#### Entries shown
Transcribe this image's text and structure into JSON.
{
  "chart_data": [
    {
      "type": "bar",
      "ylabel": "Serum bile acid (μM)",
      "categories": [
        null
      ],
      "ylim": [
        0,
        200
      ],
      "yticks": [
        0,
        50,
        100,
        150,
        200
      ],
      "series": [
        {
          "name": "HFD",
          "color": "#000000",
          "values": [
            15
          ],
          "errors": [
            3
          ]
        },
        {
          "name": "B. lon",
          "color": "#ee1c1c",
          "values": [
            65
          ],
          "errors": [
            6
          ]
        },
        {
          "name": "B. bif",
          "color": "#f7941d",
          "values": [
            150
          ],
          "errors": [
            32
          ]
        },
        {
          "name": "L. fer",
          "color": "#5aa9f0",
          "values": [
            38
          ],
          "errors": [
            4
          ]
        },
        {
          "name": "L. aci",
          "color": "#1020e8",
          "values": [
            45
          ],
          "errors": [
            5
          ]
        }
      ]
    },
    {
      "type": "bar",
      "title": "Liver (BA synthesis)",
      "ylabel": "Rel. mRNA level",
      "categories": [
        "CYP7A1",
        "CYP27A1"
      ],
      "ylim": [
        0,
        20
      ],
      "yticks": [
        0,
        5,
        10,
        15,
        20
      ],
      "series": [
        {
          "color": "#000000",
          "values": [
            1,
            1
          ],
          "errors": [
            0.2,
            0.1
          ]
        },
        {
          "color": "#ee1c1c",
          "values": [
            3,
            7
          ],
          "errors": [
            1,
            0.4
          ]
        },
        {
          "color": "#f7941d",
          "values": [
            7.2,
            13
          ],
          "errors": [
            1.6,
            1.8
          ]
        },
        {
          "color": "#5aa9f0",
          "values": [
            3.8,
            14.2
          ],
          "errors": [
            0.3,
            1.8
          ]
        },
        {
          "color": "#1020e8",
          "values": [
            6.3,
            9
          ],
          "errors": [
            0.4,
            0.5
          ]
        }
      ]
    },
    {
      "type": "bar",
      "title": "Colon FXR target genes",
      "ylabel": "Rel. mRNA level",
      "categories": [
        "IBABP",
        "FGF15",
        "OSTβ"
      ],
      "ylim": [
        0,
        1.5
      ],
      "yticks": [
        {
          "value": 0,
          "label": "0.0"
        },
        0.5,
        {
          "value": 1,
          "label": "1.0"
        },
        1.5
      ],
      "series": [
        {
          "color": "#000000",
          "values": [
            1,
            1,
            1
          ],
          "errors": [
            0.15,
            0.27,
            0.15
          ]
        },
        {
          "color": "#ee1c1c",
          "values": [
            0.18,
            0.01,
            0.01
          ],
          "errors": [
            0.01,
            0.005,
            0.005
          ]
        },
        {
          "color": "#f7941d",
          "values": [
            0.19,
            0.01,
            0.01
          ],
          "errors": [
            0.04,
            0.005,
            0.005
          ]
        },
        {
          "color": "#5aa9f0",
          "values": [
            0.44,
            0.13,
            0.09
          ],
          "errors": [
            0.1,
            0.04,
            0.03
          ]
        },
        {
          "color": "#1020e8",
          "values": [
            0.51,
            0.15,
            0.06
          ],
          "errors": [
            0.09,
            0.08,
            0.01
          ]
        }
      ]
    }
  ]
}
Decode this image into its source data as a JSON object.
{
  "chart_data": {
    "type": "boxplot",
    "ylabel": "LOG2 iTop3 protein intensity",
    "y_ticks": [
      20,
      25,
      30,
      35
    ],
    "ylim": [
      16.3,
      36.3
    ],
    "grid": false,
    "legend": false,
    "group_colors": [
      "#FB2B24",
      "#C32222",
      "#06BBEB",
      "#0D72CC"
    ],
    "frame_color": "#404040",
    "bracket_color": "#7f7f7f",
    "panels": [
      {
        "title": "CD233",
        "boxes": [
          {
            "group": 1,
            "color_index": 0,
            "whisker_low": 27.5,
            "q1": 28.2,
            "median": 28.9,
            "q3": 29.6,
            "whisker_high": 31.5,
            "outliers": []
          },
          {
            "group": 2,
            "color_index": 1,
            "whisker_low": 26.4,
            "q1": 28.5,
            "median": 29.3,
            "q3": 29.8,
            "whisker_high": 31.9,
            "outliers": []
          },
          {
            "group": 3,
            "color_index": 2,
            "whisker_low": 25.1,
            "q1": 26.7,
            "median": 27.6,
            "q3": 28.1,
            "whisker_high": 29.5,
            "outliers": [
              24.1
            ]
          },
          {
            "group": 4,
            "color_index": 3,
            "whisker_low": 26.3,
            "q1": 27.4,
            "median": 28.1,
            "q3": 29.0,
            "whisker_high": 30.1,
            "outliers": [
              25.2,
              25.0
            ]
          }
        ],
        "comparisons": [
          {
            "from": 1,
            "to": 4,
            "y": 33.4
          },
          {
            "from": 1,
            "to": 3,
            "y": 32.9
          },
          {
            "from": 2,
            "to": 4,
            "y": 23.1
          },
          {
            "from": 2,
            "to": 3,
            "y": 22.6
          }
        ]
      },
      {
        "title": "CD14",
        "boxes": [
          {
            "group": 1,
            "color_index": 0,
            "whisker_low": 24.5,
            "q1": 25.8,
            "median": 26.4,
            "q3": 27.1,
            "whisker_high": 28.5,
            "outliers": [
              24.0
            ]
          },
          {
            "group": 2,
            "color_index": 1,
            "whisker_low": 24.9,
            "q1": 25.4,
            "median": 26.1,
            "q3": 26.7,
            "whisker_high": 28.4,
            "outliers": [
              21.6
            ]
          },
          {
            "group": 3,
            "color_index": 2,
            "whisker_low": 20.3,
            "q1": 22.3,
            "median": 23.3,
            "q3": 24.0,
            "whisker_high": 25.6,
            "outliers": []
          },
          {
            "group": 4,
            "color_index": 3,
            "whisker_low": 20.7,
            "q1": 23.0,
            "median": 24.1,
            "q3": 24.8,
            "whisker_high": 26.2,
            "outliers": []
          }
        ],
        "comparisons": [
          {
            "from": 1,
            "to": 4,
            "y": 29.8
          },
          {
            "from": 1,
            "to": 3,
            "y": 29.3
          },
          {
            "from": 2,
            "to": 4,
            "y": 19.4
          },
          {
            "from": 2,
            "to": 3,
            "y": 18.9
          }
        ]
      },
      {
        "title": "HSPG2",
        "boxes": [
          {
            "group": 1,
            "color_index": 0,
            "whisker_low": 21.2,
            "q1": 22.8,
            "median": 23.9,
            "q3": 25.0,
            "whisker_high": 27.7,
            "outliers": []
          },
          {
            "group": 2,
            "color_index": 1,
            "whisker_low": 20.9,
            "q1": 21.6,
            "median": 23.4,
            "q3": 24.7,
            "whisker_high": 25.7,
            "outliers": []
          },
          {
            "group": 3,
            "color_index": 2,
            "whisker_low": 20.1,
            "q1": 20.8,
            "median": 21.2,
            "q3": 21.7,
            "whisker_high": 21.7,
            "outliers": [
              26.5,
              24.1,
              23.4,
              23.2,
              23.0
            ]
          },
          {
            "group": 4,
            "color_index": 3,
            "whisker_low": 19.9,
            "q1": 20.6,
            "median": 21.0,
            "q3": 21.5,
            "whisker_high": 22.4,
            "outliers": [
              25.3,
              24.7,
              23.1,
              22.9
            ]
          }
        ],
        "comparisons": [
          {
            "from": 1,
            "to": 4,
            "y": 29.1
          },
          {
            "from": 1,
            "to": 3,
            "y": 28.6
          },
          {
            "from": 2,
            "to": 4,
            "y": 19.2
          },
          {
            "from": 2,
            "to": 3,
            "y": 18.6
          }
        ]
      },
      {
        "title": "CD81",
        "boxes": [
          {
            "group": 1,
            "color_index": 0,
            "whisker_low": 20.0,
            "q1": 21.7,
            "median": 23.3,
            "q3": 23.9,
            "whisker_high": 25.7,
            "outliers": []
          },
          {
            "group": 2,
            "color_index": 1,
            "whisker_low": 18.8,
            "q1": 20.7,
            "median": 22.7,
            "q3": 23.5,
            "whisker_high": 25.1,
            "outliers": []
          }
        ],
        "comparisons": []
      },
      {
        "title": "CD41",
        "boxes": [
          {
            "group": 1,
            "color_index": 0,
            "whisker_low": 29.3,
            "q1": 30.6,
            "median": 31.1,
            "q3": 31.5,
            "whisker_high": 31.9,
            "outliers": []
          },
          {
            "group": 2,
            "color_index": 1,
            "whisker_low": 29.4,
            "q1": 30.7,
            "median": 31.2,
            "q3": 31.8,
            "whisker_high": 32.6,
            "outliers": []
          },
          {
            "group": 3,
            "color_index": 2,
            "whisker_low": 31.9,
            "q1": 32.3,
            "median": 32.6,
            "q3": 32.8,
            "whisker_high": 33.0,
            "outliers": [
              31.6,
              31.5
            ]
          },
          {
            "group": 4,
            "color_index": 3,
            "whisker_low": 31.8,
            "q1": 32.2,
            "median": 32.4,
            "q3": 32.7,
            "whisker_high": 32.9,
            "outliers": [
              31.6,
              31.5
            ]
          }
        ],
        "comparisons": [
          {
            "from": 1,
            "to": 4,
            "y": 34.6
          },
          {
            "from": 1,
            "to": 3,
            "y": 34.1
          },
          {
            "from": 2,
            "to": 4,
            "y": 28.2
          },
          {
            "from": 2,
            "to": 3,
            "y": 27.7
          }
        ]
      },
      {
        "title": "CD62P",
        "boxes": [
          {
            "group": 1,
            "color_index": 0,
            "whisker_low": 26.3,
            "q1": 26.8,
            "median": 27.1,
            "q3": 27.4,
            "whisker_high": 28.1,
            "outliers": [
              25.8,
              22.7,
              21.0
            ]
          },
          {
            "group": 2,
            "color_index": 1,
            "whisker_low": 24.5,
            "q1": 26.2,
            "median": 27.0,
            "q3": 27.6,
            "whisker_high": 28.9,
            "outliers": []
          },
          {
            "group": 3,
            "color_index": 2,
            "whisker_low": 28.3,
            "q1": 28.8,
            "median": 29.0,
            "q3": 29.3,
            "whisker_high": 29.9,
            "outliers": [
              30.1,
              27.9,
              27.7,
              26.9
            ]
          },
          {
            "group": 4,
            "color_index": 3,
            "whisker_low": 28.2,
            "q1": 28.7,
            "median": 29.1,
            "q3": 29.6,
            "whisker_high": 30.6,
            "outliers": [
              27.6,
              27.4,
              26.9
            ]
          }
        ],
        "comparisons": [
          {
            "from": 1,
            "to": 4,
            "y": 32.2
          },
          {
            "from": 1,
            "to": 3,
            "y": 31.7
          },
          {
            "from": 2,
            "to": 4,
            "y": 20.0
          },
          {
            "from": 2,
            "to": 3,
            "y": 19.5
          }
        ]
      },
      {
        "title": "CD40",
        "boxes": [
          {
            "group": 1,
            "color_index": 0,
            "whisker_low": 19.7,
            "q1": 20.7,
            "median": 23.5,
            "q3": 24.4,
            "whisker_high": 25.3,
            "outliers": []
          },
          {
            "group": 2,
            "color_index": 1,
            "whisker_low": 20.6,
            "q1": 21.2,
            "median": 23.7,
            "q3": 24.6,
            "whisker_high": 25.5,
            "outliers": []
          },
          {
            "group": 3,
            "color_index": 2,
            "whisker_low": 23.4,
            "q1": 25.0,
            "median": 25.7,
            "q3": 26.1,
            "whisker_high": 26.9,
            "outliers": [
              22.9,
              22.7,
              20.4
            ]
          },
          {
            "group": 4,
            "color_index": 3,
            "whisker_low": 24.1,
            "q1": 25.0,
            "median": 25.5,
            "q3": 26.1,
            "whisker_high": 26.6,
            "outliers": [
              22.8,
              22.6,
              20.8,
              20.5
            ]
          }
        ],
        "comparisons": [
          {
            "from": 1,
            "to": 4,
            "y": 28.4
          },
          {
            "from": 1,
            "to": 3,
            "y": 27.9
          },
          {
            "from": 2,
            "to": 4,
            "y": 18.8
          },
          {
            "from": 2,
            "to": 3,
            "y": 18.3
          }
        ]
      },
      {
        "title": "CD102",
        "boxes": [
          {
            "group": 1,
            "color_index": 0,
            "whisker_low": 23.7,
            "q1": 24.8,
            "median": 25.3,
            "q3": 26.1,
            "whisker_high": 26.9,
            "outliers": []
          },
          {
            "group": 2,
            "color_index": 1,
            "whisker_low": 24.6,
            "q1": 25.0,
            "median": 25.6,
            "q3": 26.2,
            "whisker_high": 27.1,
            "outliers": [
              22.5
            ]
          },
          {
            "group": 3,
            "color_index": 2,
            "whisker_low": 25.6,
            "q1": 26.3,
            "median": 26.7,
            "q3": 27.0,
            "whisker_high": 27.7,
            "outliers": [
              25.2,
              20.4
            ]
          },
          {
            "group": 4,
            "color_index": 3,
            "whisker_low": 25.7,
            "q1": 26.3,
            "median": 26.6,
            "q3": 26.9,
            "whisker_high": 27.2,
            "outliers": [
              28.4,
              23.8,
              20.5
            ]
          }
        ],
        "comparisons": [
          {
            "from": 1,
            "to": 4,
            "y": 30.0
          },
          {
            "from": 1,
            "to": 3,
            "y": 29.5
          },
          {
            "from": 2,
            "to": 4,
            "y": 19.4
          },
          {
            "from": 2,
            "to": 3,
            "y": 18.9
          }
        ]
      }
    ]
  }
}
########
→ Assignment: Report the lines above that have the word "image" in them.

→ Solution to the exercise:
Transcribe this image's text and structure into JSON.
Decode this image into its source data as a JSON object.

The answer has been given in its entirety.